- **YOUR GOAL**: Check each line of the listing, and copy it if it contains the word "JSON".

- **DATA SUPPLIED**:
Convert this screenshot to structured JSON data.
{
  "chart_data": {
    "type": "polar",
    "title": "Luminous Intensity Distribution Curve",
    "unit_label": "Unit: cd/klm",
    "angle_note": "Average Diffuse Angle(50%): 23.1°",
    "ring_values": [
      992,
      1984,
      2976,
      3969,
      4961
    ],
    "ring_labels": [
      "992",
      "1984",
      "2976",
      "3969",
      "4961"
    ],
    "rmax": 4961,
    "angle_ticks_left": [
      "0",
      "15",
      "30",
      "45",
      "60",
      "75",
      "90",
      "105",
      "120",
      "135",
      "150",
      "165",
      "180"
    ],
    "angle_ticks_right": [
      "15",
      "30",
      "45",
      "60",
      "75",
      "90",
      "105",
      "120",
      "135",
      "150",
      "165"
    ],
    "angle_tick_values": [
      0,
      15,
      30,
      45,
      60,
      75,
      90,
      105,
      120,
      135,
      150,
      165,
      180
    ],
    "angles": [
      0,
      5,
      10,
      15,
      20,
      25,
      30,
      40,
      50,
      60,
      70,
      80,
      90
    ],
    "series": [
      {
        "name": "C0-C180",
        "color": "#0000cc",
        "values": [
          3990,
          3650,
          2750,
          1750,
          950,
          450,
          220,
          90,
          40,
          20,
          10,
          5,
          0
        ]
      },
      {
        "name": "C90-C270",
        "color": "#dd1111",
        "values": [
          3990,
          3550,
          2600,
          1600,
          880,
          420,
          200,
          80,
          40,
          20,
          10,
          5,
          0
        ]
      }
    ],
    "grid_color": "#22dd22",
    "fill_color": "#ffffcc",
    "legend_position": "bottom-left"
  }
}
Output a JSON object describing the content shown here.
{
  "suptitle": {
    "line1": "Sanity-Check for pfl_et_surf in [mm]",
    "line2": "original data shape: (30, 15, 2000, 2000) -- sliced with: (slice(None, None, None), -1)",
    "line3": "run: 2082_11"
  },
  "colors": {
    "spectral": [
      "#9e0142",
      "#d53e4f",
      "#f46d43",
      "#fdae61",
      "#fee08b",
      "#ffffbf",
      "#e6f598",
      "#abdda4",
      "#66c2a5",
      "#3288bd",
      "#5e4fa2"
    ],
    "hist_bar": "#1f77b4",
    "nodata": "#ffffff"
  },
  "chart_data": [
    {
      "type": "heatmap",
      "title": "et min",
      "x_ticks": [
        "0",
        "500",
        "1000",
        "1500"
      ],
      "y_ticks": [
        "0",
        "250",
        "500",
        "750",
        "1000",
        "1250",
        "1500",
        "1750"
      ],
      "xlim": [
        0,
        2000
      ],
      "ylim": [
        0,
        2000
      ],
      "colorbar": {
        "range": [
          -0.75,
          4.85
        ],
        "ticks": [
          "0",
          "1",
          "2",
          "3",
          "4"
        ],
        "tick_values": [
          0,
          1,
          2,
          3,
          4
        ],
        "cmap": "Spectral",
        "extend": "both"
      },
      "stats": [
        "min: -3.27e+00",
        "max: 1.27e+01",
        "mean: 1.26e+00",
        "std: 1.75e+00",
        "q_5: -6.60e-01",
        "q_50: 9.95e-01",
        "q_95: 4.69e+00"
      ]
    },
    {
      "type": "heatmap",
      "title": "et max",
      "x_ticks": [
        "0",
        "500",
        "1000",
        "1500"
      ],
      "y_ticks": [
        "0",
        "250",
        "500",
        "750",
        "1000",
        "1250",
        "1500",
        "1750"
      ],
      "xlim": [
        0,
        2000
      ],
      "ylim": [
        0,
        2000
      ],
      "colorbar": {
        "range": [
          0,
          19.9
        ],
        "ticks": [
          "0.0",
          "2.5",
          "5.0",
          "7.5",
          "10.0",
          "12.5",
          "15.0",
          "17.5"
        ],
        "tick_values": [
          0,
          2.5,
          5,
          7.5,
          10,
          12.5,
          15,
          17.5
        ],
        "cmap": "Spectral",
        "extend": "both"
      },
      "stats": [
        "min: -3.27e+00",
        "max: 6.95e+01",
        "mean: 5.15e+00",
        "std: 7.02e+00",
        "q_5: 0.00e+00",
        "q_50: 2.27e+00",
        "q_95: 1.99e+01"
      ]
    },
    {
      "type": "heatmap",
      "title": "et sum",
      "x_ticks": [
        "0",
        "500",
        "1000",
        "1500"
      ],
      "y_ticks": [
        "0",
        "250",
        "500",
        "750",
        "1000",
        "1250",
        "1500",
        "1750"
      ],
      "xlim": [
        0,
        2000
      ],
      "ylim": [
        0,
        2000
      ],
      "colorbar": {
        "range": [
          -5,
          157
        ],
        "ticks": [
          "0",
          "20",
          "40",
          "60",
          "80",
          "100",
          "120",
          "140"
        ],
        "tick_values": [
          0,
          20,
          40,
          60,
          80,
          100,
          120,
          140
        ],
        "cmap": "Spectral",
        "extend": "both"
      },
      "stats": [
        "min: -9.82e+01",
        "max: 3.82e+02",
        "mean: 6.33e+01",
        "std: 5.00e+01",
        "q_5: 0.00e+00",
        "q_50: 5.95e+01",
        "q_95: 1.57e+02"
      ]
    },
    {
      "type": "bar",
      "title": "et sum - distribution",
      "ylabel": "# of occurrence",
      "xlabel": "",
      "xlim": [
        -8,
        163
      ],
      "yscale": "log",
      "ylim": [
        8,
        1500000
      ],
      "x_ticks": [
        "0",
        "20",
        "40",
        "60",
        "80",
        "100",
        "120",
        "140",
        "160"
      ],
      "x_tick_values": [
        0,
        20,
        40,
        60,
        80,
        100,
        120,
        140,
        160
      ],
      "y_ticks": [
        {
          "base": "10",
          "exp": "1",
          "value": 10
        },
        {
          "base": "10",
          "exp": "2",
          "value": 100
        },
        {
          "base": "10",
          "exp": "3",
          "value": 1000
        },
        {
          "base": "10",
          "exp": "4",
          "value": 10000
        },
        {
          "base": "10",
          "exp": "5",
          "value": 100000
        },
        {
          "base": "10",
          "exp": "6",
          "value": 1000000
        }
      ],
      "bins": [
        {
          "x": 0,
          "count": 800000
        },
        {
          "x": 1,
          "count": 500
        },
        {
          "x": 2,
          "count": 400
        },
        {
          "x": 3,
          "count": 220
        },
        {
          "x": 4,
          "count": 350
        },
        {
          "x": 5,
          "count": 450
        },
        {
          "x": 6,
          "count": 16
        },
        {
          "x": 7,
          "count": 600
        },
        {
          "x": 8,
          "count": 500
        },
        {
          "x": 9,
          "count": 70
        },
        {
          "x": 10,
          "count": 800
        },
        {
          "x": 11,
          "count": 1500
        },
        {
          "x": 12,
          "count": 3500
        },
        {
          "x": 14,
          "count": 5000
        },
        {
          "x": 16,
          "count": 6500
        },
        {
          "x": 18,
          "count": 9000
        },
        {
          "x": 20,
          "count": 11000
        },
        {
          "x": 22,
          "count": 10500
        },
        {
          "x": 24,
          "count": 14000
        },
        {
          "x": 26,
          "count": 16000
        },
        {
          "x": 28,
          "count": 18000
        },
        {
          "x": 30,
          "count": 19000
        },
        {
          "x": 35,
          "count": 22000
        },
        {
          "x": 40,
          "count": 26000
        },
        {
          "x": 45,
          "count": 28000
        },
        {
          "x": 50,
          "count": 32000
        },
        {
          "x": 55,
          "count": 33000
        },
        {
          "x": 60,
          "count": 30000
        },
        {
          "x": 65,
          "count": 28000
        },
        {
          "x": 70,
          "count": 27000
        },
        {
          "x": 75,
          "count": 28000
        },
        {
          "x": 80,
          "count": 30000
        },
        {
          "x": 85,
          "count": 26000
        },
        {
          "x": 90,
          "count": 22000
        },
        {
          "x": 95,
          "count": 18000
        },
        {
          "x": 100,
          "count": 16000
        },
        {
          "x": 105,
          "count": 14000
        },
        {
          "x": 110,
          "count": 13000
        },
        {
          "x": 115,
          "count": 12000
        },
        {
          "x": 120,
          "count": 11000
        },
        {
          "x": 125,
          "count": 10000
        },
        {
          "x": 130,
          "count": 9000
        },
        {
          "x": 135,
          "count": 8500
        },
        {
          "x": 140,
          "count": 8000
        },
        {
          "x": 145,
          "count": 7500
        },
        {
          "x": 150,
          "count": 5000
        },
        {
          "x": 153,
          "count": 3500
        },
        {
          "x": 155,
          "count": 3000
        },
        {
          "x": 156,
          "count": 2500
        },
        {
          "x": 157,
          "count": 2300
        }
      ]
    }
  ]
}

- **SOLUTION**:
Convert this screenshot to structured JSON data.
Output a JSON object describing the content shown here.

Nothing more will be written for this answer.